== Task description ==
Copy out the lines that include the word "title".
* * * * * * *
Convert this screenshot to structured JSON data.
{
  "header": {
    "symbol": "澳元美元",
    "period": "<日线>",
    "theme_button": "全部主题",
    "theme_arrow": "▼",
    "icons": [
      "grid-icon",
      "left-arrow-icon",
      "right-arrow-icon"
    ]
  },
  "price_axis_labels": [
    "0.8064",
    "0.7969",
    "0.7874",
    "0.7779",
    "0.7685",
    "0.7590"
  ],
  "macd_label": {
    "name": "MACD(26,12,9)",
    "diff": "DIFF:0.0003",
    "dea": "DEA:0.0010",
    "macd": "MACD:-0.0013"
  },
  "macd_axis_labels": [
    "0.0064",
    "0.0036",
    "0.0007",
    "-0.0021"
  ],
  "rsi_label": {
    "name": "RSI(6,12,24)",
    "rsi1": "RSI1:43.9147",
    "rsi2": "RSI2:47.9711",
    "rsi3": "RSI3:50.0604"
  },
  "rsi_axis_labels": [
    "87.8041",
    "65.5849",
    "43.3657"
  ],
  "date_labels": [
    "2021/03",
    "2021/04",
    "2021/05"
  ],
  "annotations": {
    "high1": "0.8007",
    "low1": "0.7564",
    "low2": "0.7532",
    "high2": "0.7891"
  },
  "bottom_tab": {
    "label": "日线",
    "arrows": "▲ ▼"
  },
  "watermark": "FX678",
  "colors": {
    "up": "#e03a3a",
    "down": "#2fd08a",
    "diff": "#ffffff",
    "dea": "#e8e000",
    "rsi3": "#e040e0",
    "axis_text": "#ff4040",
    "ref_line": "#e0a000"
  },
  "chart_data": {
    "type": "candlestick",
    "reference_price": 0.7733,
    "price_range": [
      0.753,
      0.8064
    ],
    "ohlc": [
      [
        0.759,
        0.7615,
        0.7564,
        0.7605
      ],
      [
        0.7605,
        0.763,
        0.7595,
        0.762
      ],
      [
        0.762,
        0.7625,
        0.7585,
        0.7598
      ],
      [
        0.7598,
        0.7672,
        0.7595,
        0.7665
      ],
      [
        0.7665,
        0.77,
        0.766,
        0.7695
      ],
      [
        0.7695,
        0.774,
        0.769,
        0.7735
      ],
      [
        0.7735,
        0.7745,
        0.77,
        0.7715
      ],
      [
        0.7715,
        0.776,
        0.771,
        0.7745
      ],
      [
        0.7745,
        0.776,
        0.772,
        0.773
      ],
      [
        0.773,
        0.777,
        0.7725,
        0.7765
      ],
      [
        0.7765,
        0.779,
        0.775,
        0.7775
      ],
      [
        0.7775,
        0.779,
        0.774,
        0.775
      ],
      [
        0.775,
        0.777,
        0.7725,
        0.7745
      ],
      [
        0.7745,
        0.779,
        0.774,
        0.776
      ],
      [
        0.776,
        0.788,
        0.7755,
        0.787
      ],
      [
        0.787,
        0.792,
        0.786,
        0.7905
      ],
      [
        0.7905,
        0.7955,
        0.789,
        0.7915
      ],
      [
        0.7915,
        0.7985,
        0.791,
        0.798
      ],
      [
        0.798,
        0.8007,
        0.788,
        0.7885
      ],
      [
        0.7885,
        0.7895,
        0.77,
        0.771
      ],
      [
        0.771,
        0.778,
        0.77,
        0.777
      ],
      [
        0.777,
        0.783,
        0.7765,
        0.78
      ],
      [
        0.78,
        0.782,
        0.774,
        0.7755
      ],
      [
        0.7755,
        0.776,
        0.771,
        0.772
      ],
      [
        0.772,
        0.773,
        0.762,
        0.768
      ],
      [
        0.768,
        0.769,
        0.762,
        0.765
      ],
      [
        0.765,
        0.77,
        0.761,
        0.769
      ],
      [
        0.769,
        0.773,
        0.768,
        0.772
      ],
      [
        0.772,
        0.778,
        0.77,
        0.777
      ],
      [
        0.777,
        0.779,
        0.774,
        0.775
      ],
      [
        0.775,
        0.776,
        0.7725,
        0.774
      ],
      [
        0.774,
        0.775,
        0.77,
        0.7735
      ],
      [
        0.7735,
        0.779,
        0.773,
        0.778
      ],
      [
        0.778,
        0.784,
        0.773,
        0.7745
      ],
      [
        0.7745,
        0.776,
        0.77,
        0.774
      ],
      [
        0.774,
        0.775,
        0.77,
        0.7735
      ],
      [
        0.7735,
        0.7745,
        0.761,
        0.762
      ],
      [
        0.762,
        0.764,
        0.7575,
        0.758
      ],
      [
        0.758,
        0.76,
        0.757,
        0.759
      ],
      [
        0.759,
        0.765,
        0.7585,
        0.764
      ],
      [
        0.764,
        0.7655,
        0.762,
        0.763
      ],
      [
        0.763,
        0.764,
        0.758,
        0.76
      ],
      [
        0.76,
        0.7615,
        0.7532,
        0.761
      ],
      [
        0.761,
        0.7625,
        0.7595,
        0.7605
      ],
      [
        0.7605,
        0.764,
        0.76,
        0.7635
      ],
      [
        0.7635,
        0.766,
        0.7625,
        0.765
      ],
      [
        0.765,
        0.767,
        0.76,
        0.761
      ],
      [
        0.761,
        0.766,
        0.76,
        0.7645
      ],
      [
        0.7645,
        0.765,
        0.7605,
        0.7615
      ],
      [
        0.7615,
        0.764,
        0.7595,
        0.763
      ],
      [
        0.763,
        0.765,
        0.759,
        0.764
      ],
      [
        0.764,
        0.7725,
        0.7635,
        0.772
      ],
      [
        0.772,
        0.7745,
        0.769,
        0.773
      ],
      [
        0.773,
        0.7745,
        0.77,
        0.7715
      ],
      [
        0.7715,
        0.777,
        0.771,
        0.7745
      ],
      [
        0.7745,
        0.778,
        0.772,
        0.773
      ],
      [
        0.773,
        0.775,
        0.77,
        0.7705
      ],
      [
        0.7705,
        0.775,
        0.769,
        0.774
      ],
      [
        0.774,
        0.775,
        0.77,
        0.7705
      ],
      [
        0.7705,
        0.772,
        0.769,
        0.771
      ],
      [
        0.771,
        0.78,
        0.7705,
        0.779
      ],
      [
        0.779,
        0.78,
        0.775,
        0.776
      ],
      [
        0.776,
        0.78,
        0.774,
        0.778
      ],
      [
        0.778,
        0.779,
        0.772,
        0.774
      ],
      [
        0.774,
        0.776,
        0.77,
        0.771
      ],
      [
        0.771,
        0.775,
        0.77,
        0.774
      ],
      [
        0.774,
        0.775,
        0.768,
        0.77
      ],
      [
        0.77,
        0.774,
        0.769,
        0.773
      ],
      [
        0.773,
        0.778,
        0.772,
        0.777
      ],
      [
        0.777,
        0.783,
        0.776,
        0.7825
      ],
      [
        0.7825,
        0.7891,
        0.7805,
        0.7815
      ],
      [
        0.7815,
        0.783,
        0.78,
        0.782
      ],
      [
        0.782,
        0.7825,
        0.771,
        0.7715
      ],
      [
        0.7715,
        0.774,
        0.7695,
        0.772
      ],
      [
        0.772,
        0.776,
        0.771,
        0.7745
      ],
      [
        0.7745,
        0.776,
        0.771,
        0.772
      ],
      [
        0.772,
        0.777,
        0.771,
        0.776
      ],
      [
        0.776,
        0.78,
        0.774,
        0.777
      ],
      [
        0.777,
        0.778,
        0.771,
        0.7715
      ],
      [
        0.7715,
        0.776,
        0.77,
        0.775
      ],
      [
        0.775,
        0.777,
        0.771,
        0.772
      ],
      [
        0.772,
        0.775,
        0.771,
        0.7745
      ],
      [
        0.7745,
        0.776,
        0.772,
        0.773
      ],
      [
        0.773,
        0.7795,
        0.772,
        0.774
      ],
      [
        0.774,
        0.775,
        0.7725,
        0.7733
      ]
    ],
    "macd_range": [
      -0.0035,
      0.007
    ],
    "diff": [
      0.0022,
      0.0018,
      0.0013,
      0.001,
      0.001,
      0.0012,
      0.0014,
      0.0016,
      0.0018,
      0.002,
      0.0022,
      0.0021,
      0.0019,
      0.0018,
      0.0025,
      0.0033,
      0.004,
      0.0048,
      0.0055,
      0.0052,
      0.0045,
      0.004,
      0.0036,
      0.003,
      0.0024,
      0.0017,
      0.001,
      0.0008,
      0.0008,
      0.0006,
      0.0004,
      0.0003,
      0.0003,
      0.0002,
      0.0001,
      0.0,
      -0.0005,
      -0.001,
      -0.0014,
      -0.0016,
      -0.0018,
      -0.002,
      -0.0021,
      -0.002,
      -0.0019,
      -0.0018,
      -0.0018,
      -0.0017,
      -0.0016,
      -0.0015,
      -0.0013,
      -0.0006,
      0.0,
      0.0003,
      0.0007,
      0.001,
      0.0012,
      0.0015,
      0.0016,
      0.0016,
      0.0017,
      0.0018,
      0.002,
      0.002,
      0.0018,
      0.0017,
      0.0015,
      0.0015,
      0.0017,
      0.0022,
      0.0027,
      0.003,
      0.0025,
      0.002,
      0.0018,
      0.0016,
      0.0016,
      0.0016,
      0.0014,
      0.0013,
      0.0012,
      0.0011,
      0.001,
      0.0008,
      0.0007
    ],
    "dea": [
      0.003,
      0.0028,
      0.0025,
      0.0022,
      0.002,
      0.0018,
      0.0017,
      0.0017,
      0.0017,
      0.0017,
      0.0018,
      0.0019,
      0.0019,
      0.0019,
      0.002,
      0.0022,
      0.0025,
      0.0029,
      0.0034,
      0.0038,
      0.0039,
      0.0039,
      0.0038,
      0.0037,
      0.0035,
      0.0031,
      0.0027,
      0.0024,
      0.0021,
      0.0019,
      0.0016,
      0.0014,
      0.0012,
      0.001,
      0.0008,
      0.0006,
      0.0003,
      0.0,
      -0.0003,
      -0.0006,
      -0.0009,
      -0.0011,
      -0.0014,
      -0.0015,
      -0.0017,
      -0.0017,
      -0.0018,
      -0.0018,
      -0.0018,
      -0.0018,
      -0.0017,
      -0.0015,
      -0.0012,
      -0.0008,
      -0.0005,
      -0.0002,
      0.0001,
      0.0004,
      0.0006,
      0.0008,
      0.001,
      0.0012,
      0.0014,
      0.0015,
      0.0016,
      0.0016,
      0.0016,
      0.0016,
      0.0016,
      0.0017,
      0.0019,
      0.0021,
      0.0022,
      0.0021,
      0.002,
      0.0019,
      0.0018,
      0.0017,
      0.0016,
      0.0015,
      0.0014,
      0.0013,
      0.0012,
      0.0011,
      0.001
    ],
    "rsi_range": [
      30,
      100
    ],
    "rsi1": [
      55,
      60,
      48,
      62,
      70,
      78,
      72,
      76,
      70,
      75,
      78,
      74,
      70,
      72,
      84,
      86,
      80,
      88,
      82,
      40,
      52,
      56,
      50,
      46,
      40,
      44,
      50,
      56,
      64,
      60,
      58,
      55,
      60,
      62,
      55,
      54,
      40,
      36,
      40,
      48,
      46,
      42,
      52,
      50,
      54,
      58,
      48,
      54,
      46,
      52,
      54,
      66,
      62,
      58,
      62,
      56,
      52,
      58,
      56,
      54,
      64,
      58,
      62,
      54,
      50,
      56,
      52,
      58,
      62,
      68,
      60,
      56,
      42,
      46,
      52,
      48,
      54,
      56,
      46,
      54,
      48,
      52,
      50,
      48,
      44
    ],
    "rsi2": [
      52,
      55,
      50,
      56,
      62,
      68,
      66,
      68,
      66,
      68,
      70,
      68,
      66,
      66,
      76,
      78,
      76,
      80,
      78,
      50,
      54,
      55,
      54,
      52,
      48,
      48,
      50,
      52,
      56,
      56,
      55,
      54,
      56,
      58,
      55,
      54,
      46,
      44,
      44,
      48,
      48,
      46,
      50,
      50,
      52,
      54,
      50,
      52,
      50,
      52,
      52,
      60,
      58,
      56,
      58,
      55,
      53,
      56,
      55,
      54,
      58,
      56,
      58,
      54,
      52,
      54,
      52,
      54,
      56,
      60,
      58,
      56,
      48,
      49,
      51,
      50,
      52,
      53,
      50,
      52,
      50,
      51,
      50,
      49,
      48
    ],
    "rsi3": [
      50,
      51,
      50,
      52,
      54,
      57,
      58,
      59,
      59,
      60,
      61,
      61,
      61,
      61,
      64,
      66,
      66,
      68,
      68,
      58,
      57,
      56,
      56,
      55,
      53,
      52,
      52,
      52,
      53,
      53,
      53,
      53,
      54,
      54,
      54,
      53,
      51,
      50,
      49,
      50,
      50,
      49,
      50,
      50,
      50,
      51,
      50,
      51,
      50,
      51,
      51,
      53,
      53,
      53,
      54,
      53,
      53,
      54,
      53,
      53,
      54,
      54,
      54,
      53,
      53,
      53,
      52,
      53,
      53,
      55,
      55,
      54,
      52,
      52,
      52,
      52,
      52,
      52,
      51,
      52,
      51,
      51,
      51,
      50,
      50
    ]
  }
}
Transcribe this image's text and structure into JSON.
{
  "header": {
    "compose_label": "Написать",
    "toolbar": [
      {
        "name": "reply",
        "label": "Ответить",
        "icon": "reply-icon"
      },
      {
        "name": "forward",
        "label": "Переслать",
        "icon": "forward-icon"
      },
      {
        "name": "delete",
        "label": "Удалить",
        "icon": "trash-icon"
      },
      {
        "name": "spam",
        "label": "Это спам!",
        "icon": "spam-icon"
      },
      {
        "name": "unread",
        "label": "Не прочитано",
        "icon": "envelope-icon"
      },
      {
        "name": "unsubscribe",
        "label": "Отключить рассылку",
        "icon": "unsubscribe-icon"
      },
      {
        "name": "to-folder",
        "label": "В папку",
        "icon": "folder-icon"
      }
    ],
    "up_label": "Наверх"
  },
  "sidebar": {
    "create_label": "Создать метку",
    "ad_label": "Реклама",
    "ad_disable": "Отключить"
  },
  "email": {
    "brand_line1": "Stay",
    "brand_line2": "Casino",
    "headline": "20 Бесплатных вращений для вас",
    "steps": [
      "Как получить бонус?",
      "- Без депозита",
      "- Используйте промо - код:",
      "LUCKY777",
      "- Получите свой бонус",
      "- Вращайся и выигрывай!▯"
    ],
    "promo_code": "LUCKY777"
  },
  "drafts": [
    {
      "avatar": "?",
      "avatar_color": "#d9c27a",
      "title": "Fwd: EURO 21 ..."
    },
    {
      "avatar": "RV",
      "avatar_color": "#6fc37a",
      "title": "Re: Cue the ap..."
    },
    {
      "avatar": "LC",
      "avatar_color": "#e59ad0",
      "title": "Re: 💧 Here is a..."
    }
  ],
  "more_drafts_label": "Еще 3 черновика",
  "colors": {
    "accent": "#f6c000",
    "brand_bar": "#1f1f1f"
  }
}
* * * * * * *
== Solution for this exercise ==
      "title": "Fwd: EURO 21 ..."
      "title": "Re: Cue the ap..."
      "title": "Re: 💧 Here is a..."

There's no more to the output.